** Begin PROVIDED RECORDS **

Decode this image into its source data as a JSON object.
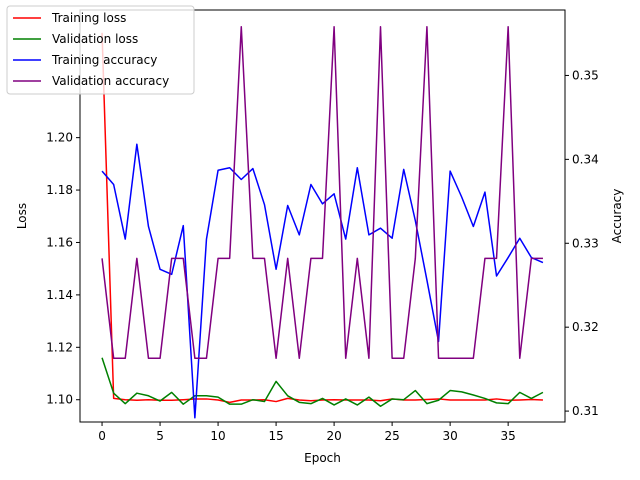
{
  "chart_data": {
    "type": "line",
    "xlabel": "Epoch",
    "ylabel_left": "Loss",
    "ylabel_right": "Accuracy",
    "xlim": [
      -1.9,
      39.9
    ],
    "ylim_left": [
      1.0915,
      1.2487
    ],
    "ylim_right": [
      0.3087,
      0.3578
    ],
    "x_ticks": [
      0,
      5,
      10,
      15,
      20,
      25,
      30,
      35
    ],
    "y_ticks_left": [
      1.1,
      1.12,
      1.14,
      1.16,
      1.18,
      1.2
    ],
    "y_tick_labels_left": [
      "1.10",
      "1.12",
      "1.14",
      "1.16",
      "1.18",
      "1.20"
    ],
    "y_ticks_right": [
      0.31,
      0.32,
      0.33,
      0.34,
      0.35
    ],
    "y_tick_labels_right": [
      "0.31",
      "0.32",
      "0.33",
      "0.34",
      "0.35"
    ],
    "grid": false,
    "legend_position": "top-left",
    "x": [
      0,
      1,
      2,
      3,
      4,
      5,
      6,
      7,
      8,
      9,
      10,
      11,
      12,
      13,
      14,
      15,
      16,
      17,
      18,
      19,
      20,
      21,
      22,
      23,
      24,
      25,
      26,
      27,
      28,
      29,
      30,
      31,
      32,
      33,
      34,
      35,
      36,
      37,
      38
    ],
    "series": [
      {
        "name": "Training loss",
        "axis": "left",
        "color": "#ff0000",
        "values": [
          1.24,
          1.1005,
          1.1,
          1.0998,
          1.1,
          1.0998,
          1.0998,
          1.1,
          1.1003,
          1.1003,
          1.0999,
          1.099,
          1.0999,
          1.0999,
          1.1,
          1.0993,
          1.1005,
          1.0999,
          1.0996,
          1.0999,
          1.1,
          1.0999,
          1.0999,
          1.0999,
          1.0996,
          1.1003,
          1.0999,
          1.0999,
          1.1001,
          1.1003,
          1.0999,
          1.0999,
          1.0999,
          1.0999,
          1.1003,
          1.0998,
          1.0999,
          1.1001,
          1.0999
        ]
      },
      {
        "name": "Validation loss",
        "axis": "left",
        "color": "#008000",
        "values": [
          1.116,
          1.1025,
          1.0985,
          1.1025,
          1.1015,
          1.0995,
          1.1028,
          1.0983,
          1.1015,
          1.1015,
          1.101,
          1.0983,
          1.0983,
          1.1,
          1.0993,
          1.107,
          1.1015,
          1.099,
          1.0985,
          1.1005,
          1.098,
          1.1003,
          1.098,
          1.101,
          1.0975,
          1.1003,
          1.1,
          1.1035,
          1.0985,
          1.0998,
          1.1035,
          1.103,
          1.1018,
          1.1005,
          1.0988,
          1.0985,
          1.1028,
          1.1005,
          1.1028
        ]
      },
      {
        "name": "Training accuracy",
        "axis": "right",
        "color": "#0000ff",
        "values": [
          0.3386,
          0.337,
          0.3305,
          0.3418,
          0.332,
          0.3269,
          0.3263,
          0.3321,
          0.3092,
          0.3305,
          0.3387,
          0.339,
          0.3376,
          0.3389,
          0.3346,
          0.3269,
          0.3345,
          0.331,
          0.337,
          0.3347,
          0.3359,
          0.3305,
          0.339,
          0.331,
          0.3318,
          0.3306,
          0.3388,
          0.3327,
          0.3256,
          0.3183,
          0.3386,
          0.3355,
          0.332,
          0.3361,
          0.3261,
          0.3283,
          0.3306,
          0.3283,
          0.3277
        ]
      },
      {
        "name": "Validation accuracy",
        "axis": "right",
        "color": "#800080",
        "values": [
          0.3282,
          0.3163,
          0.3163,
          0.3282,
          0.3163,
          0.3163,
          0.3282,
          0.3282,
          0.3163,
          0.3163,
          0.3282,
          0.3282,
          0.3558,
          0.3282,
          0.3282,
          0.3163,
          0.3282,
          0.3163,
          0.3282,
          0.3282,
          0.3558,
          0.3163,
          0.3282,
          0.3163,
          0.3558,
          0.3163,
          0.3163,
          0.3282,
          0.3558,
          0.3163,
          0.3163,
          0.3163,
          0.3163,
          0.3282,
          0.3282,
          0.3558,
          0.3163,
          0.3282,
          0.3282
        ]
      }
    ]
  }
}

** End PROVIDED RECORDS **

▶ _AIM OF THE TASK_
From the listing, tally every line with the word "name" in it and give only the tally.

▶ _OUTPUT FOR THIS EXERCISE_
4